[Dataset items]
-------

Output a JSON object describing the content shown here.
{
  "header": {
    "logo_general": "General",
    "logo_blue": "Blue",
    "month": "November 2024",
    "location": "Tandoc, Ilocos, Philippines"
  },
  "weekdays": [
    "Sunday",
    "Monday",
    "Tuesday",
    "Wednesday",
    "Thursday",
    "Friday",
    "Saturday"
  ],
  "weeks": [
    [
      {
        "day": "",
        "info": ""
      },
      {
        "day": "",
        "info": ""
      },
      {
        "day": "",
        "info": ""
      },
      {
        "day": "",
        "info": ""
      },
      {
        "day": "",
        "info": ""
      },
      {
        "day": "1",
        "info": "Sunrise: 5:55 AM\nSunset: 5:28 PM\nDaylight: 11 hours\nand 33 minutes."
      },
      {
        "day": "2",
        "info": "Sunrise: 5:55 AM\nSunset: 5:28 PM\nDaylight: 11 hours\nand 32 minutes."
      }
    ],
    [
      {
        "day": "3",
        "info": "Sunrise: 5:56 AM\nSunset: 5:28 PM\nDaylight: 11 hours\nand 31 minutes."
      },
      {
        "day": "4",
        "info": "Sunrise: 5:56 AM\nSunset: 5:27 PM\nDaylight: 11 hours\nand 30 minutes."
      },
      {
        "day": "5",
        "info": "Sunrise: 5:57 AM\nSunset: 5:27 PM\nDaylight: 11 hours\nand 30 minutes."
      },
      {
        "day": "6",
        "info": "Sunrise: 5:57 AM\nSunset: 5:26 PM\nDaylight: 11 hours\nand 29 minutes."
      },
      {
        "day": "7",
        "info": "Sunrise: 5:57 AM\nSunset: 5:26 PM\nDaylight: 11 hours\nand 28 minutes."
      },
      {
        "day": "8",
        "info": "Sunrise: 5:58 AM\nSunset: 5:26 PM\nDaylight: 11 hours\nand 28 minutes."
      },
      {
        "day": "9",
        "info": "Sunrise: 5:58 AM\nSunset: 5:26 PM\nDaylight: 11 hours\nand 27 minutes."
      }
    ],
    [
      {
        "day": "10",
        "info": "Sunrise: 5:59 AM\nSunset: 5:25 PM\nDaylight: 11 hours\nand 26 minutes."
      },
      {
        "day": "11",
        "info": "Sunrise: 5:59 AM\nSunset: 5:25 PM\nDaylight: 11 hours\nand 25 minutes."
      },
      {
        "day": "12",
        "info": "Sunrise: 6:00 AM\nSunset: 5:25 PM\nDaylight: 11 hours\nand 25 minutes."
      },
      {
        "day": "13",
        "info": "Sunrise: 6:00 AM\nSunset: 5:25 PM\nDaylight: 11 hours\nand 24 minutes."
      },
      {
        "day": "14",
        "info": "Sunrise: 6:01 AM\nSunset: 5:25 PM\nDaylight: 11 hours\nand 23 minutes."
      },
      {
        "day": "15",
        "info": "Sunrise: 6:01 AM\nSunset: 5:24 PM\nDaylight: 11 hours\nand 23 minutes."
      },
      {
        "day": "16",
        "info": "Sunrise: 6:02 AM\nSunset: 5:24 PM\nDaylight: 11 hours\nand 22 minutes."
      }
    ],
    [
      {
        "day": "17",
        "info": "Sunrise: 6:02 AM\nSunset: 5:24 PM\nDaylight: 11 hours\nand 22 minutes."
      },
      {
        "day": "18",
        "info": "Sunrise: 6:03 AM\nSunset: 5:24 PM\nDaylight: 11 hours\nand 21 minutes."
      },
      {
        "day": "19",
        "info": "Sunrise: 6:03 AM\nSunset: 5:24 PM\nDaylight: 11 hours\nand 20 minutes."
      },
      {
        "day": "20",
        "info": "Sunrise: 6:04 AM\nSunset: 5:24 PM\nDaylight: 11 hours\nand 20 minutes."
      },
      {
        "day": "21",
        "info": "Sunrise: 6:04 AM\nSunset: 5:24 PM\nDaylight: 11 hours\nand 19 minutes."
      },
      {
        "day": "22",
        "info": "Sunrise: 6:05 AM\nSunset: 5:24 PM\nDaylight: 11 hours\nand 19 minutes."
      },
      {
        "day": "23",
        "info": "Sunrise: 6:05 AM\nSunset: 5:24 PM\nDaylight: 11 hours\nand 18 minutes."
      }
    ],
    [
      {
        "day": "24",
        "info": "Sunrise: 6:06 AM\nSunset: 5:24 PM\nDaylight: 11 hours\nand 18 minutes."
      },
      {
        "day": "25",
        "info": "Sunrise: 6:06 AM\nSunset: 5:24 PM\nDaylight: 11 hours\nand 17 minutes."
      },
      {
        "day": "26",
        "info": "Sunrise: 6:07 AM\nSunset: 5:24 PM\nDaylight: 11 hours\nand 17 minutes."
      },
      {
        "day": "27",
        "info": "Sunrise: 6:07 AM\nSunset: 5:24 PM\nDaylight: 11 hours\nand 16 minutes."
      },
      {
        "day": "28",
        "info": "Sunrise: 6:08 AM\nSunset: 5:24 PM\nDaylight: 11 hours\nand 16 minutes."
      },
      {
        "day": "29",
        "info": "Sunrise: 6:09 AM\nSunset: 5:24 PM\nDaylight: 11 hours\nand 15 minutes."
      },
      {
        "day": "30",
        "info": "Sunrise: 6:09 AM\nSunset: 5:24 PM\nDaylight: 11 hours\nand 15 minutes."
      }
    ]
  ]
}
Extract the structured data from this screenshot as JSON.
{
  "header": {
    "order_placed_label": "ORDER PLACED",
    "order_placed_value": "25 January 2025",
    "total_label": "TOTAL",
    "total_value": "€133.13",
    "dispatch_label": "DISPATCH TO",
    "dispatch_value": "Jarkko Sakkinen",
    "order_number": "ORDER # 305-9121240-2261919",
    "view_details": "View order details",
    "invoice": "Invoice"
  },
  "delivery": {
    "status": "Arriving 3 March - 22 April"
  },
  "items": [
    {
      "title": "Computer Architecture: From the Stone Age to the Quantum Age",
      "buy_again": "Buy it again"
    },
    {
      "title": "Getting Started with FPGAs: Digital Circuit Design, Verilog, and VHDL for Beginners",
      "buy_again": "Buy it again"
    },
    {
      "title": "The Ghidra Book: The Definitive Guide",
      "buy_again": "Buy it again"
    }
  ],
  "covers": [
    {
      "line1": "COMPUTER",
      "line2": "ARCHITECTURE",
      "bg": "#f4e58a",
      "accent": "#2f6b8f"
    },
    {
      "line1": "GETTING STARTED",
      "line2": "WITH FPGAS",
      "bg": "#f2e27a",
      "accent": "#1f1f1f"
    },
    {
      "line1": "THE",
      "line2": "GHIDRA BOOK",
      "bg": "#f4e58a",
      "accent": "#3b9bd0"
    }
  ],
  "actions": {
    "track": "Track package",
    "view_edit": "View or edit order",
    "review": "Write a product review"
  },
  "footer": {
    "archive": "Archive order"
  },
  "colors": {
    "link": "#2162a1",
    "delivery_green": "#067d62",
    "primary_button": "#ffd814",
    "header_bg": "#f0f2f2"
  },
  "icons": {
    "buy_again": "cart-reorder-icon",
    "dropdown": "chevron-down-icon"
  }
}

-------

◆ **REQUEST**
Your task is to extract all of the records exactly.

◆ **FINAL RESULT**
Output a JSON object describing the content shown here.
{
  "header": {
    "logo_general": "General",
    "logo_blue": "Blue",
    "month": "November 2024",
    "location": "Tandoc, Ilocos, Philippines"
  },
  "weekdays": [
    "Sunday",
    "Monday",
    "Tuesday",
    "Wednesday",
    "Thursday",
    "Friday",
    "Saturday"
  ],
  "weeks": [
    [
      {
        "day": "",
        "info": ""
      },
      {
        "day": "",
        "info": ""
      },
      {
        "day": "",
        "info": ""
      },
      {
        "day": "",
        "info": ""
      },
      {
        "day": "",
        "info": ""
      },
      {
        "day": "1",
        "info": "Sunrise: 5:55 AM\nSunset: 5:28 PM\nDaylight: 11 hours\nand 33 minutes."
      },
      {
        "day": "2",
        "info": "Sunrise: 5:55 AM\nSunset: 5:28 PM\nDaylight: 11 hours\nand 32 minutes."
      }
    ],
    [
      {
        "day": "3",
        "info": "Sunrise: 5:56 AM\nSunset: 5:28 PM\nDaylight: 11 hours\nand 31 minutes."
      },
      {
        "day": "4",
        "info": "Sunrise: 5:56 AM\nSunset: 5:27 PM\nDaylight: 11 hours\nand 30 minutes."
      },
      {
        "day": "5",
        "info": "Sunrise: 5:57 AM\nSunset: 5:27 PM\nDaylight: 11 hours\nand 30 minutes."
      },
      {
        "day": "6",
        "info": "Sunrise: 5:57 AM\nSunset: 5:26 PM\nDaylight: 11 hours\nand 29 minutes."
      },
      {
        "day": "7",
        "info": "Sunrise: 5:57 AM\nSunset: 5:26 PM\nDaylight: 11 hours\nand 28 minutes."
      },
      {
        "day": "8",
        "info": "Sunrise: 5:58 AM\nSunset: 5:26 PM\nDaylight: 11 hours\nand 28 minutes."
      },
      {
        "day": "9",
        "info": "Sunrise: 5:58 AM\nSunset: 5:26 PM\nDaylight: 11 hours\nand 27 minutes."
      }
    ],
    [
      {
        "day": "10",
        "info": "Sunrise: 5:59 AM\nSunset: 5:25 PM\nDaylight: 11 hours\nand 26 minutes."
      },
      {
        "day": "11",
        "info": "Sunrise: 5:59 AM\nSunset: 5:25 PM\nDaylight: 11 hours\nand 25 minutes."
      },
      {
        "day": "12",
        "info": "Sunrise: 6:00 AM\nSunset: 5:25 PM\nDaylight: 11 hours\nand 25 minutes."
      },
      {
        "day": "13",
        "info": "Sunrise: 6:00 AM\nSunset: 5:25 PM\nDaylight: 11 hours\nand 24 minutes."
      },
      {
        "day": "14",
        "info": "Sunrise: 6:01 AM\nSunset: 5:25 PM\nDaylight: 11 hours\nand 23 minutes."
      },
      {
        "day": "15",
        "info": "Sunrise: 6:01 AM\nSunset: 5:24 PM\nDaylight: 11 hours\nand 23 minutes."
      },
      {
        "day": "16",
        "info": "Sunrise: 6:02 AM\nSunset: 5:24 PM\nDaylight: 11 hours\nand 22 minutes."
      }
    ],
    [
      {
        "day": "17",
        "info": "Sunrise: 6:02 AM\nSunset: 5:24 PM\nDaylight: 11 hours\nand 22 minutes."
      },
      {
        "day": "18",
        "info": "Sunrise: 6:03 AM\nSunset: 5:24 PM\nDaylight: 11 hours\nand 21 minutes."
      },
      {
        "day": "19",
        "info": "Sunrise: 6:03 AM\nSunset: 5:24 PM\nDaylight: 11 hours\nand 20 minutes."
      },
      {
        "day": "20",
        "info": "Sunrise: 6:04 AM\nSunset: 5:24 PM\nDaylight: 11 hours\nand 20 minutes."
      },
      {
        "day": "21",
        "info": "Sunrise: 6:04 AM\nSunset: 5:24 PM\nDaylight: 11 hours\nand 19 minutes."
      },
      {
        "day": "22",
        "info": "Sunrise: 6:05 AM\nSunset: 5:24 PM\nDaylight: 11 hours\nand 19 minutes."
      },
      {
        "day": "23",
        "info": "Sunrise: 6:05 AM\nSunset: 5:24 PM\nDaylight: 11 hours\nand 18 minutes."
      }
    ],
    [
      {
        "day": "24",
        "info": "Sunrise: 6:06 AM\nSunset: 5:24 PM\nDaylight: 11 hours\nand 18 minutes."
      },
      {
        "day": "25",
        "info": "Sunrise: 6:06 AM\nSunset: 5:24 PM\nDaylight: 11 hours\nand 17 minutes."
      },
      {
        "day": "26",
        "info": "Sunrise: 6:07 AM\nSunset: 5:24 PM\nDaylight: 11 hours\nand 17 minutes."
      },
      {
        "day": "27",
        "info": "Sunrise: 6:07 AM\nSunset: 5:24 PM\nDaylight: 11 hours\nand 16 minutes."
      },
      {
        "day": "28",
        "info": "Sunrise: 6:08 AM\nSunset: 5:24 PM\nDaylight: 11 hours\nand 16 minutes."
      },
      {
        "day": "29",
        "info": "Sunrise: 6:09 AM\nSunset: 5:24 PM\nDaylight: 11 hours\nand 15 minutes."
      },
      {
        "day": "30",
        "info": "Sunrise: 6:09 AM\nSunset: 5:24 PM\nDaylight: 11 hours\nand 15 minutes."
      }
    ]
  ]
}
Extract the structured data from this screenshot as JSON.
{
  "header": {
    "order_placed_label": "ORDER PLACED",
    "order_placed_value": "25 January 2025",
    "total_label": "TOTAL",
    "total_value": "€133.13",
    "dispatch_label": "DISPATCH TO",
    "dispatch_value": "Jarkko Sakkinen",
    "order_number": "ORDER # 305-9121240-2261919",
    "view_details": "View order details",
    "invoice": "Invoice"
  },
  "delivery": {
    "status": "Arriving 3 March - 22 April"
  },
  "items": [
    {
      "title": "Computer Architecture: From the Stone Age to the Quantum Age",
      "buy_again": "Buy it again"
    },
    {
      "title": "Getting Started with FPGAs: Digital Circuit Design, Verilog, and VHDL for Beginners",
      "buy_again": "Buy it again"
    },
    {
      "title": "The Ghidra Book: The Definitive Guide",
      "buy_again": "Buy it again"
    }
  ],
  "covers": [
    {
      "line1": "COMPUTER",
      "line2": "ARCHITECTURE",
      "bg": "#f4e58a",
      "accent": "#2f6b8f"
    },
    {
      "line1": "GETTING STARTED",
      "line2": "WITH FPGAS",
      "bg": "#f2e27a",
      "accent": "#1f1f1f"
    },
    {
      "line1": "THE",
      "line2": "GHIDRA BOOK",
      "bg": "#f4e58a",
      "accent": "#3b9bd0"
    }
  ],
  "actions": {
    "track": "Track package",
    "view_edit": "View or edit order",
    "review": "Write a product review"
  },
  "footer": {
    "archive": "Archive order"
  },
  "colors": {
    "link": "#2162a1",
    "delivery_green": "#067d62",
    "primary_button": "#ffd814",
    "header_bg": "#f0f2f2"
  },
  "icons": {
    "buy_again": "cart-reorder-icon",
    "dropdown": "chevron-down-icon"
  }
}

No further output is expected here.